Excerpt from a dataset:

-.-.-

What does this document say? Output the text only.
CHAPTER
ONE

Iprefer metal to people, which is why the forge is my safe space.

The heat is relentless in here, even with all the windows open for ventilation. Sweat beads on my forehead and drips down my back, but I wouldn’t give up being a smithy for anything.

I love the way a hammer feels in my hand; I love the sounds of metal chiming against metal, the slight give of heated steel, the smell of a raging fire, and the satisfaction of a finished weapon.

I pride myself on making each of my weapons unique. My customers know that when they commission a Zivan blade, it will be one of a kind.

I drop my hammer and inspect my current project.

-.-.-

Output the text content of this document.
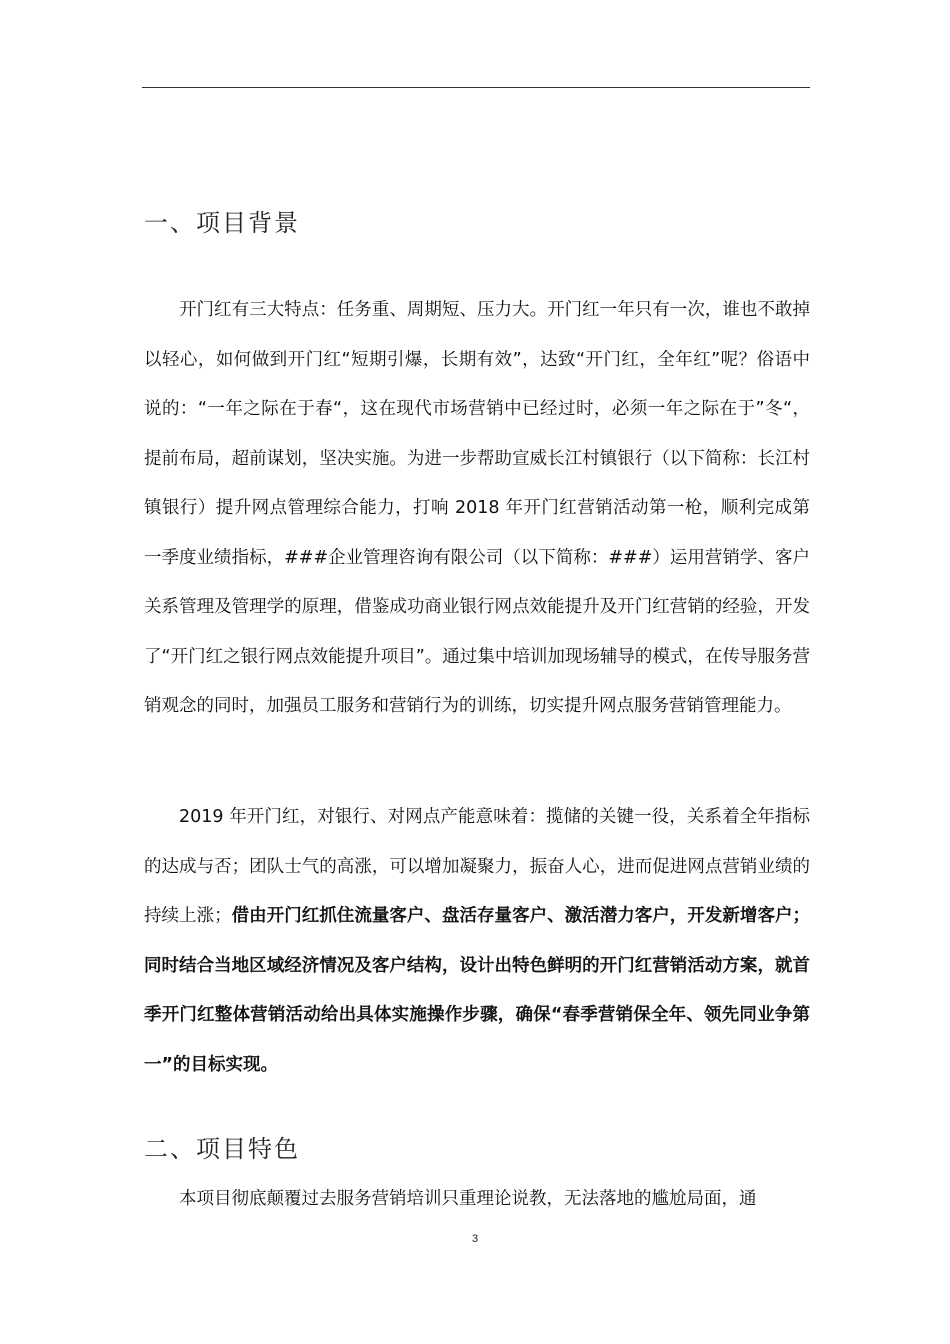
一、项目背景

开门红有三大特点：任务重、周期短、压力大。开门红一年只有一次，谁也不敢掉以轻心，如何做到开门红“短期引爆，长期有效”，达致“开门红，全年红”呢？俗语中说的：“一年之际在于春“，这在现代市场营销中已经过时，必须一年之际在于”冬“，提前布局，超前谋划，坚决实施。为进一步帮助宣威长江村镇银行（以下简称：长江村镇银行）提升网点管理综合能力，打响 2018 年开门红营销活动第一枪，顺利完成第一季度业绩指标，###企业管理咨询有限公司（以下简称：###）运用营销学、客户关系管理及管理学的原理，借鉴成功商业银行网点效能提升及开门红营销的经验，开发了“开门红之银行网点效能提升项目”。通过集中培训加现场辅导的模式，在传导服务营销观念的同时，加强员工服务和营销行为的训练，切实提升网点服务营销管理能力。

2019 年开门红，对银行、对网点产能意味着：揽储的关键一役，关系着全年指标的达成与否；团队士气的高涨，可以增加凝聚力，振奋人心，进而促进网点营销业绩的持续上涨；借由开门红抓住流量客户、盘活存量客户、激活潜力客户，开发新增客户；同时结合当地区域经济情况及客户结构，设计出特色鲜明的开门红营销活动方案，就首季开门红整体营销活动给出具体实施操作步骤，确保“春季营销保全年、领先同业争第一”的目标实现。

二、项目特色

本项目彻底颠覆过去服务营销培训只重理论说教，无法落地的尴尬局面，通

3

-.-.-

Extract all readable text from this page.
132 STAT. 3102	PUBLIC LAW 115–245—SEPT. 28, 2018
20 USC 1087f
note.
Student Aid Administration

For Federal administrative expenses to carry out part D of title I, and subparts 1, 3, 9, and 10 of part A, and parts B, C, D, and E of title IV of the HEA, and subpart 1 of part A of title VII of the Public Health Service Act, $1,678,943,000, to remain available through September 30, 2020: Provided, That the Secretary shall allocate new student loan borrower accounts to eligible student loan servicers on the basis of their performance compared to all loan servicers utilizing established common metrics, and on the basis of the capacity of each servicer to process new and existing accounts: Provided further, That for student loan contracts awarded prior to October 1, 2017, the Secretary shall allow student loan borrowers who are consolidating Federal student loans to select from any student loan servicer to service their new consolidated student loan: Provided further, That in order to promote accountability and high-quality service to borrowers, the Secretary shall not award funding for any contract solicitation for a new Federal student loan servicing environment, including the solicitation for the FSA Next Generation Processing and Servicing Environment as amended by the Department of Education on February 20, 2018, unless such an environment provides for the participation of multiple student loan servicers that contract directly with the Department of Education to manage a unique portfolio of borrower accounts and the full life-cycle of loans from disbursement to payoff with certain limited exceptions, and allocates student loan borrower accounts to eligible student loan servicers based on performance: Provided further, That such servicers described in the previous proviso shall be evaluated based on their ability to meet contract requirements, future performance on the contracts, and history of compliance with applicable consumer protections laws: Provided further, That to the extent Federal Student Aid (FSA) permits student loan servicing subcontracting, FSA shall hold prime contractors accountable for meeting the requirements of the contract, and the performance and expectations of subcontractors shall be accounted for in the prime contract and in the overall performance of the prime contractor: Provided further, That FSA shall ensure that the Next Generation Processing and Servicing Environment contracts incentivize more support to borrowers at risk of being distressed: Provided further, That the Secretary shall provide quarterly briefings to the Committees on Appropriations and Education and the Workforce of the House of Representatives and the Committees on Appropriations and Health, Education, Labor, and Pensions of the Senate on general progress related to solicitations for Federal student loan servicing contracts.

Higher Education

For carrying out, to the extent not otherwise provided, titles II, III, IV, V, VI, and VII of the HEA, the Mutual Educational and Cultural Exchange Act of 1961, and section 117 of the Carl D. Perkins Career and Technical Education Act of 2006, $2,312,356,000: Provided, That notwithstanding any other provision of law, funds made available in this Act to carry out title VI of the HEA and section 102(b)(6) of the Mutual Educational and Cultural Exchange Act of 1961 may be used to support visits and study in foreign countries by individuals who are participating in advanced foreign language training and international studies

-.-.-

Request —
From the entries, report each line that includes the word "document".

Complete output —
What does this document say? Output the text only.
Output the text content of this document.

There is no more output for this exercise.